• Entries taken from a collection:
--- begin ---

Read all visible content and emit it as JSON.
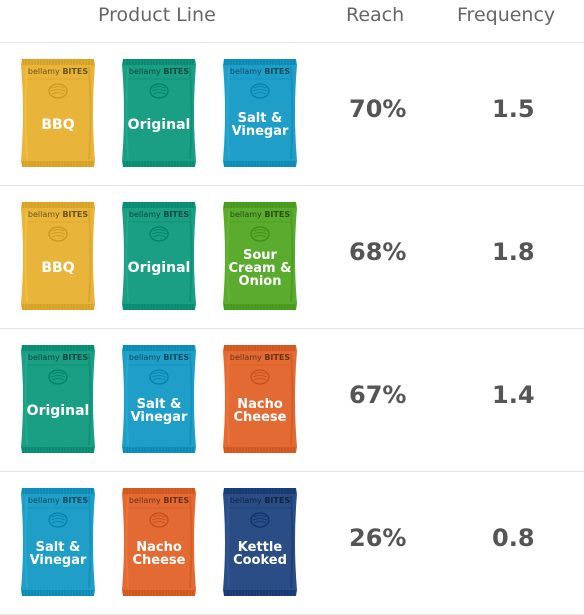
{
  "header": {
    "product_line": "Product Line",
    "reach": "Reach",
    "frequency": "Frequency"
  },
  "brand": {
    "prefix": "bellamy",
    "name": "BITES"
  },
  "colors": {
    "bbq": "#e8b43a",
    "original": "#1a9e84",
    "salt_vinegar": "#1f9fc8",
    "sour_cream": "#5aab2e",
    "nacho": "#e46a34",
    "kettle": "#2a4d86"
  },
  "rows": [
    {
      "bags": [
        {
          "flavor": "BBQ",
          "color": "#e8b43a"
        },
        {
          "flavor": "Original",
          "color": "#1a9e84"
        },
        {
          "flavor": "Salt &\nVinegar",
          "color": "#1f9fc8"
        }
      ],
      "reach": "70%",
      "frequency": "1.5"
    },
    {
      "bags": [
        {
          "flavor": "BBQ",
          "color": "#e8b43a"
        },
        {
          "flavor": "Original",
          "color": "#1a9e84"
        },
        {
          "flavor": "Sour\nCream &\nOnion",
          "color": "#5aab2e"
        }
      ],
      "reach": "68%",
      "frequency": "1.8"
    },
    {
      "bags": [
        {
          "flavor": "Original",
          "color": "#1a9e84"
        },
        {
          "flavor": "Salt &\nVinegar",
          "color": "#1f9fc8"
        },
        {
          "flavor": "Nacho\nCheese",
          "color": "#e46a34"
        }
      ],
      "reach": "67%",
      "frequency": "1.4"
    },
    {
      "bags": [
        {
          "flavor": "Salt &\nVinegar",
          "color": "#1f9fc8"
        },
        {
          "flavor": "Nacho\nCheese",
          "color": "#e46a34"
        },
        {
          "flavor": "Kettle\nCooked",
          "color": "#2a4d86"
        }
      ],
      "reach": "26%",
      "frequency": "0.8"
    }
  ]
}
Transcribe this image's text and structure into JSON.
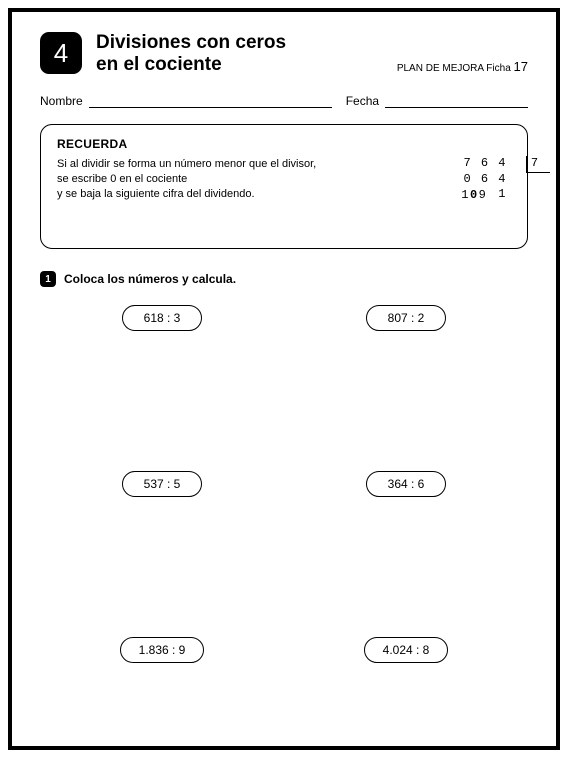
{
  "header": {
    "unit_number": "4",
    "title_line1": "Divisiones con ceros",
    "title_line2": "en el cociente",
    "plan_label": "PLAN DE MEJORA  Ficha",
    "ficha_number": "17"
  },
  "name_date": {
    "name_label": "Nombre",
    "date_label": "Fecha"
  },
  "recuerda": {
    "title": "RECUERDA",
    "line1": "Si al dividir se forma un número menor que el divisor,",
    "line2": "se escribe 0 en el cociente",
    "line3": "y se baja la siguiente cifra del dividendo.",
    "example": {
      "dividend_row1": "7 6 4",
      "dividend_row2": "0 6 4",
      "dividend_row3": "    1",
      "divisor": "7",
      "quotient_pre": "1",
      "quotient_bold": "0",
      "quotient_post": "9"
    }
  },
  "exercise": {
    "number": "1",
    "instruction": "Coloca los números y calcula."
  },
  "problems": [
    "618 : 3",
    "807 : 2",
    "537 : 5",
    "364 : 6",
    "1.836 : 9",
    "4.024 : 8"
  ],
  "colors": {
    "background": "#ffffff",
    "text": "#000000",
    "border": "#000000"
  }
}
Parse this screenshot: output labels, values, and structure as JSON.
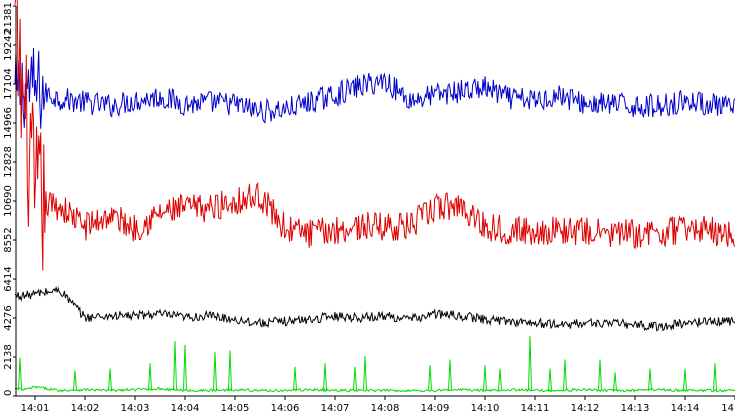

--- end ---

• WHAT TO DO:
Repeat the records above exactly, leaving out any pictures they contain.

• RIGHT ANSWER:
Read all visible content and emit it as JSON.
{
  "header": {
    "product_line": "Product Line",
    "reach": "Reach",
    "frequency": "Frequency"
  },
  "brand": {
    "prefix": "bellamy",
    "name": "BITES"
  },
  "colors": {
    "bbq": "#e8b43a",
    "original": "#1a9e84",
    "salt_vinegar": "#1f9fc8",
    "sour_cream": "#5aab2e",
    "nacho": "#e46a34",
    "kettle": "#2a4d86"
  },
  "rows": [
    {
      "bags": [
        {
          "flavor": "BBQ",
          "color": "#e8b43a"
        },
        {
          "flavor": "Original",
          "color": "#1a9e84"
        },
        {
          "flavor": "Salt &\nVinegar",
          "color": "#1f9fc8"
        }
      ],
      "reach": "70%",
      "frequency": "1.5"
    },
    {
      "bags": [
        {
          "flavor": "BBQ",
          "color": "#e8b43a"
        },
        {
          "flavor": "Original",
          "color": "#1a9e84"
        },
        {
          "flavor": "Sour\nCream &\nOnion",
          "color": "#5aab2e"
        }
      ],
      "reach": "68%",
      "frequency": "1.8"
    },
    {
      "bags": [
        {
          "flavor": "Original",
          "color": "#1a9e84"
        },
        {
          "flavor": "Salt &\nVinegar",
          "color": "#1f9fc8"
        },
        {
          "flavor": "Nacho\nCheese",
          "color": "#e46a34"
        }
      ],
      "reach": "67%",
      "frequency": "1.4"
    },
    {
      "bags": [
        {
          "flavor": "Salt &\nVinegar",
          "color": "#1f9fc8"
        },
        {
          "flavor": "Nacho\nCheese",
          "color": "#e46a34"
        },
        {
          "flavor": "Kettle\nCooked",
          "color": "#2a4d86"
        }
      ],
      "reach": "26%",
      "frequency": "0.8"
    }
  ]
}
Transcribe this image's text and structure into JSON.
{
  "header": {
    "unit_number": "4",
    "title_line1": "Divisiones con ceros",
    "title_line2": "en el cociente",
    "plan_label": "PLAN DE MEJORA  Ficha",
    "ficha_number": "17"
  },
  "name_date": {
    "name_label": "Nombre",
    "date_label": "Fecha"
  },
  "recuerda": {
    "title": "RECUERDA",
    "line1": "Si al dividir se forma un número menor que el divisor,",
    "line2": "se escribe 0 en el cociente",
    "line3": "y se baja la siguiente cifra del dividendo.",
    "example": {
      "dividend_row1": "7 6 4",
      "dividend_row2": "0 6 4",
      "dividend_row3": "    1",
      "divisor": "7",
      "quotient_pre": "1",
      "quotient_bold": "0",
      "quotient_post": "9"
    }
  },
  "exercise": {
    "number": "1",
    "instruction": "Coloca los números y calcula."
  },
  "problems": [
    "618 : 3",
    "807 : 2",
    "537 : 5",
    "364 : 6",
    "1.836 : 9",
    "4.024 : 8"
  ],
  "colors": {
    "background": "#ffffff",
    "text": "#000000",
    "border": "#000000"
  }
}
Parse this screenshot: output labels, values, and structure as JSON.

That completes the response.